What is asked: Copy the data precisely, character for character, and leave out every picture.

Listing:
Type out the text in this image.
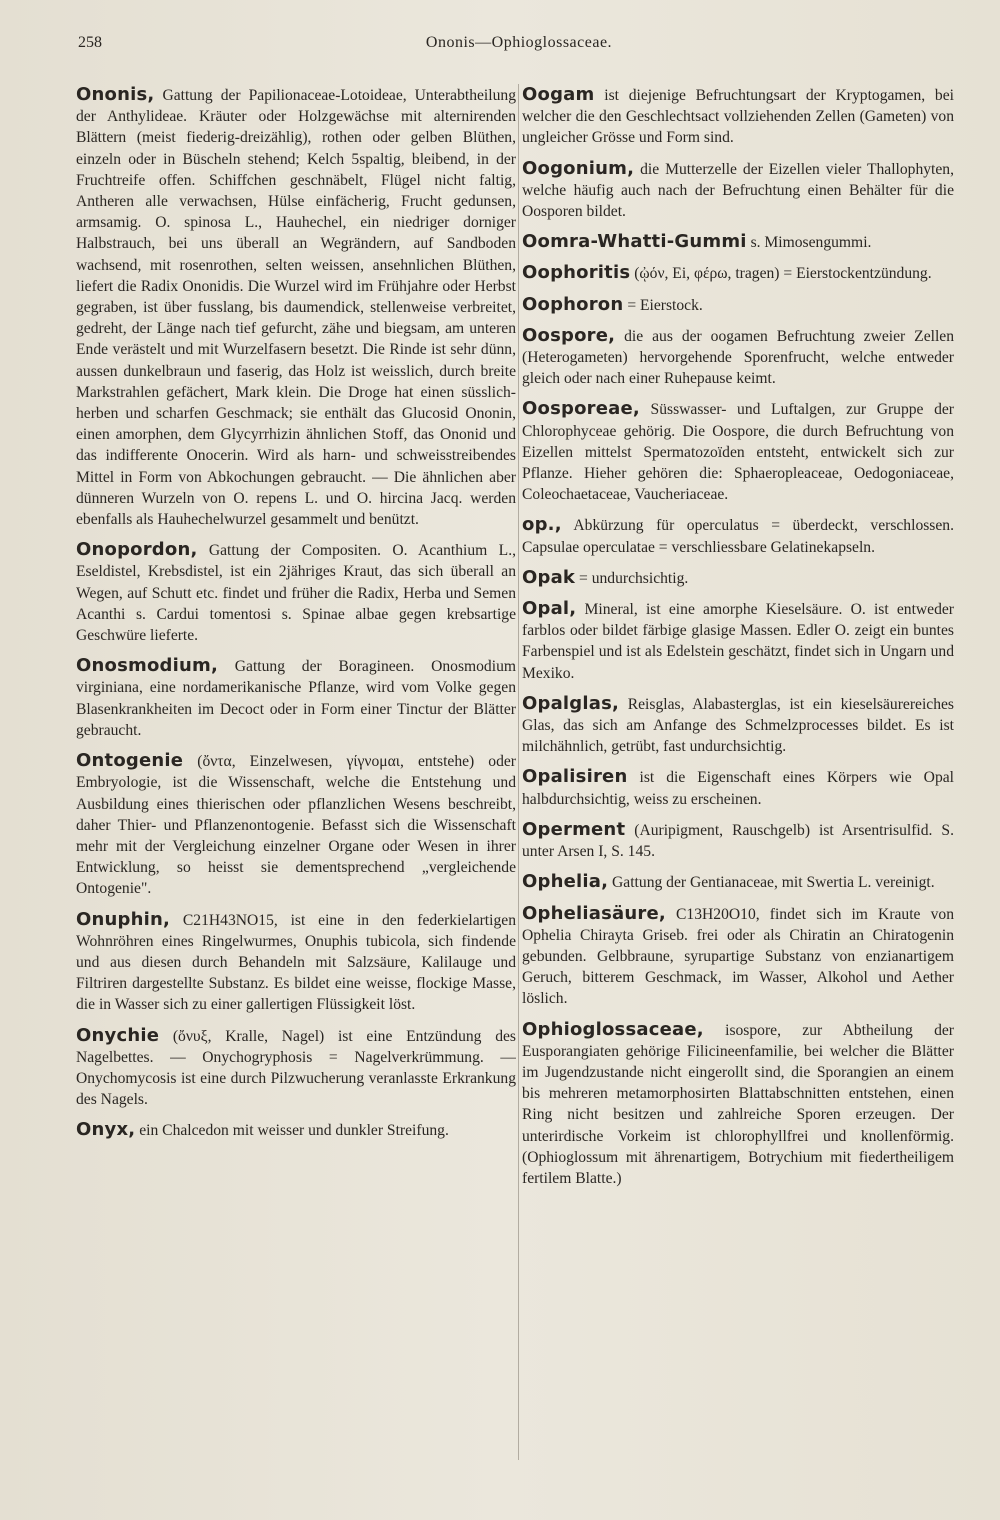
258	Ononis—Ophioglossaceae.

Ononis, Gattung der Papilionaceae-Lotoideae, Unterabtheilung der Anthylideae. Kräuter oder Holzgewächse mit alternirenden Blättern (meist fiederig-dreizählig), rothen oder gelben Blüthen, einzeln oder in Büscheln stehend; Kelch 5spaltig, bleibend, in der Fruchtreife offen. Schiffchen geschnäbelt, Flügel nicht faltig, Antheren alle verwachsen, Hülse einfächerig, Frucht gedunsen, armsamig. O. spinosa L., Hauhechel, ein niedriger dorniger Halbstrauch, bei uns überall an Wegrändern, auf Sandboden wachsend, mit rosenrothen, selten weissen, ansehnlichen Blüthen, liefert die Radix Ononidis. Die Wurzel wird im Frühjahre oder Herbst gegraben, ist über fusslang, bis daumendick, stellenweise verbreitet, gedreht, der Länge nach tief gefurcht, zähe und biegsam, am unteren Ende verästelt und mit Wurzelfasern besetzt. Die Rinde ist sehr dünn, aussen dunkelbraun und faserig, das Holz ist weisslich, durch breite Markstrahlen gefächert, Mark klein. Die Droge hat einen süsslich-herben und scharfen Geschmack; sie enthält das Glucosid Ononin, einen amorphen, dem Glycyrrhizin ähnlichen Stoff, das Ononid und das indifferente Onocerin. Wird als harn- und schweisstreibendes Mittel in Form von Abkochungen gebraucht. — Die ähnlichen aber dünneren Wurzeln von O. repens L. und O. hircina Jacq. werden ebenfalls als Hauhechelwurzel gesammelt und benützt.

Onopordon, Gattung der Compositen. O. Acanthium L., Eseldistel, Krebsdistel, ist ein 2jähriges Kraut, das sich überall an Wegen, auf Schutt etc. findet und früher die Radix, Herba und Semen Acanthi s. Cardui tomentosi s. Spinae albae gegen krebsartige Geschwüre lieferte.

Onosmodium, Gattung der Boragineen. Onosmodium virginiana, eine nordamerikanische Pflanze, wird vom Volke gegen Blasenkrankheiten im Decoct oder in Form einer Tinctur der Blätter gebraucht.

Ontogenie (ὄντα, Einzelwesen, γίγνομαι, entstehe) oder Embryologie, ist die Wissenschaft, welche die Entstehung und Ausbildung eines thierischen oder pflanzlichen Wesens beschreibt, daher Thier- und Pflanzenontogenie. Befasst sich die Wissenschaft mehr mit der Vergleichung einzelner Organe oder Wesen in ihrer Entwicklung, so heisst sie dementsprechend „vergleichende Ontogenie".

Onuphin, C21H43NO15, ist eine in den federkielartigen Wohnröhren eines Ringelwurmes, Onuphis tubicola, sich findende und aus diesen durch Behandeln mit Salzsäure, Kalilauge und Filtriren dargestellte Substanz. Es bildet eine weisse, flockige Masse, die in Wasser sich zu einer gallertigen Flüssigkeit löst.

Onychie (ὄνυξ, Kralle, Nagel) ist eine Entzündung des Nagelbettes. — Onychogryphosis = Nagelverkrümmung. — Onychomycosis ist eine durch Pilzwucherung veranlasste Erkrankung des Nagels.

Onyx, ein Chalcedon mit weisser und dunkler Streifung.

Oogam ist diejenige Befruchtungsart der Kryptogamen, bei welcher die den Geschlechtsact vollziehenden Zellen (Gameten) von ungleicher Grösse und Form sind.

Oogonium, die Mutterzelle der Eizellen vieler Thallophyten, welche häufig auch nach der Befruchtung einen Behälter für die Oosporen bildet.

Oomra-Whatti-Gummi s. Mimosengummi.

Oophoritis (ᾠόν, Ei, φέρω, tragen) = Eierstockentzündung.

Oophoron = Eierstock.

Oospore, die aus der oogamen Befruchtung zweier Zellen (Heterogameten) hervorgehende Sporenfrucht, welche entweder gleich oder nach einer Ruhepause keimt.

Oosporeae, Süsswasser- und Luftalgen, zur Gruppe der Chlorophyceae gehörig. Die Oospore, die durch Befruchtung von Eizellen mittelst Spermatozoïden entsteht, entwickelt sich zur Pflanze. Hieher gehören die: Sphaeropleaceae, Oedogoniaceae, Coleochaetaceae, Vaucheriaceae.

op., Abkürzung für operculatus = überdeckt, verschlossen. Capsulae operculatae = verschliessbare Gelatinekapseln.

Opak = undurchsichtig.

Opal, Mineral, ist eine amorphe Kieselsäure. O. ist entweder farblos oder bildet färbige glasige Massen. Edler O. zeigt ein buntes Farbenspiel und ist als Edelstein geschätzt, findet sich in Ungarn und Mexiko.

Opalglas, Reisglas, Alabasterglas, ist ein kieselsäurereiches Glas, das sich am Anfange des Schmelzprocesses bildet. Es ist milchähnlich, getrübt, fast undurchsichtig.

Opalisiren ist die Eigenschaft eines Körpers wie Opal halbdurchsichtig, weiss zu erscheinen.

Operment (Auripigment, Rauschgelb) ist Arsentrisulfid. S. unter Arsen I, S. 145.

Ophelia, Gattung der Gentianaceae, mit Swertia L. vereinigt.

Opheliasäure, C13H20O10, findet sich im Kraute von Ophelia Chirayta Griseb. frei oder als Chiratin an Chiratogenin gebunden. Gelbbraune, syrupartige Substanz von enzianartigem Geruch, bitterem Geschmack, im Wasser, Alkohol und Aether löslich.

Ophioglossaceae, isospore, zur Abtheilung der Eusporangiaten gehörige Filicineenfamilie, bei welcher die Blätter im Jugendzustande nicht eingerollt sind, die Sporangien an einem bis mehreren metamorphosirten Blattabschnitten entstehen, einen Ring nicht besitzen und zahlreiche Sporen erzeugen. Der unterirdische Vorkeim ist chlorophyllfrei und knollenförmig. (Ophioglossum mit ährenartigem, Botrychium mit fiedertheiligem fertilem Blatte.)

Exercise response:
Type out the text in this image.
258	Ononis—Ophioglossaceae.

Ononis, Gattung der Papilionaceae-Lotoideae, Unterabtheilung der Anthylideae. Kräuter oder Holzgewächse mit alternirenden Blättern (meist fiederig-dreizählig), rothen oder gelben Blüthen, einzeln oder in Büscheln stehend; Kelch 5spaltig, bleibend, in der Fruchtreife offen. Schiffchen geschnäbelt, Flügel nicht faltig, Antheren alle verwachsen, Hülse einfächerig, Frucht gedunsen, armsamig. O. spinosa L., Hauhechel, ein niedriger dorniger Halbstrauch, bei uns überall an Wegrändern, auf Sandboden wachsend, mit rosenrothen, selten weissen, ansehnlichen Blüthen, liefert die Radix Ononidis. Die Wurzel wird im Frühjahre oder Herbst gegraben, ist über fusslang, bis daumendick, stellenweise verbreitet, gedreht, der Länge nach tief gefurcht, zähe und biegsam, am unteren Ende verästelt und mit Wurzelfasern besetzt. Die Rinde ist sehr dünn, aussen dunkelbraun und faserig, das Holz ist weisslich, durch breite Markstrahlen gefächert, Mark klein. Die Droge hat einen süsslich-herben und scharfen Geschmack; sie enthält das Glucosid Ononin, einen amorphen, dem Glycyrrhizin ähnlichen Stoff, das Ononid und das indifferente Onocerin. Wird als harn- und schweisstreibendes Mittel in Form von Abkochungen gebraucht. — Die ähnlichen aber dünneren Wurzeln von O. repens L. und O. hircina Jacq. werden ebenfalls als Hauhechelwurzel gesammelt und benützt.

Onopordon, Gattung der Compositen. O. Acanthium L., Eseldistel, Krebsdistel, ist ein 2jähriges Kraut, das sich überall an Wegen, auf Schutt etc. findet und früher die Radix, Herba und Semen Acanthi s. Cardui tomentosi s. Spinae albae gegen krebsartige Geschwüre lieferte.

Onosmodium, Gattung der Boragineen. Onosmodium virginiana, eine nordamerikanische Pflanze, wird vom Volke gegen Blasenkrankheiten im Decoct oder in Form einer Tinctur der Blätter gebraucht.

Ontogenie (ὄντα, Einzelwesen, γίγνομαι, entstehe) oder Embryologie, ist die Wissenschaft, welche die Entstehung und Ausbildung eines thierischen oder pflanzlichen Wesens beschreibt, daher Thier- und Pflanzenontogenie. Befasst sich die Wissenschaft mehr mit der Vergleichung einzelner Organe oder Wesen in ihrer Entwicklung, so heisst sie dementsprechend „vergleichende Ontogenie".

Onuphin, C21H43NO15, ist eine in den federkielartigen Wohnröhren eines Ringelwurmes, Onuphis tubicola, sich findende und aus diesen durch Behandeln mit Salzsäure, Kalilauge und Filtriren dargestellte Substanz. Es bildet eine weisse, flockige Masse, die in Wasser sich zu einer gallertigen Flüssigkeit löst.

Onychie (ὄνυξ, Kralle, Nagel) ist eine Entzündung des Nagelbettes. — Onychogryphosis = Nagelverkrümmung. — Onychomycosis ist eine durch Pilzwucherung veranlasste Erkrankung des Nagels.

Onyx, ein Chalcedon mit weisser und dunkler Streifung.

Oogam ist diejenige Befruchtungsart der Kryptogamen, bei welcher die den Geschlechtsact vollziehenden Zellen (Gameten) von ungleicher Grösse und Form sind.

Oogonium, die Mutterzelle der Eizellen vieler Thallophyten, welche häufig auch nach der Befruchtung einen Behälter für die Oosporen bildet.

Oomra-Whatti-Gummi s. Mimosengummi.

Oophoritis (ᾠόν, Ei, φέρω, tragen) = Eierstockentzündung.

Oophoron = Eierstock.

Oospore, die aus der oogamen Befruchtung zweier Zellen (Heterogameten) hervorgehende Sporenfrucht, welche entweder gleich oder nach einer Ruhepause keimt.

Oosporeae, Süsswasser- und Luftalgen, zur Gruppe der Chlorophyceae gehörig. Die Oospore, die durch Befruchtung von Eizellen mittelst Spermatozoïden entsteht, entwickelt sich zur Pflanze. Hieher gehören die: Sphaeropleaceae, Oedogoniaceae, Coleochaetaceae, Vaucheriaceae.

op., Abkürzung für operculatus = überdeckt, verschlossen. Capsulae operculatae = verschliessbare Gelatinekapseln.

Opak = undurchsichtig.

Opal, Mineral, ist eine amorphe Kieselsäure. O. ist entweder farblos oder bildet färbige glasige Massen. Edler O. zeigt ein buntes Farbenspiel und ist als Edelstein geschätzt, findet sich in Ungarn und Mexiko.

Opalglas, Reisglas, Alabasterglas, ist ein kieselsäurereiches Glas, das sich am Anfange des Schmelzprocesses bildet. Es ist milchähnlich, getrübt, fast undurchsichtig.

Opalisiren ist die Eigenschaft eines Körpers wie Opal halbdurchsichtig, weiss zu erscheinen.

Operment (Auripigment, Rauschgelb) ist Arsentrisulfid. S. unter Arsen I, S. 145.

Ophelia, Gattung der Gentianaceae, mit Swertia L. vereinigt.

Opheliasäure, C13H20O10, findet sich im Kraute von Ophelia Chirayta Griseb. frei oder als Chiratin an Chiratogenin gebunden. Gelbbraune, syrupartige Substanz von enzianartigem Geruch, bitterem Geschmack, im Wasser, Alkohol und Aether löslich.

Ophioglossaceae, isospore, zur Abtheilung der Eusporangiaten gehörige Filicineenfamilie, bei welcher die Blätter im Jugendzustande nicht eingerollt sind, die Sporangien an einem bis mehreren metamorphosirten Blattabschnitten entstehen, einen Ring nicht besitzen und zahlreiche Sporen erzeugen. Der unterirdische Vorkeim ist chlorophyllfrei und knollenförmig. (Ophioglossum mit ährenartigem, Botrychium mit fiedertheiligem fertilem Blatte.)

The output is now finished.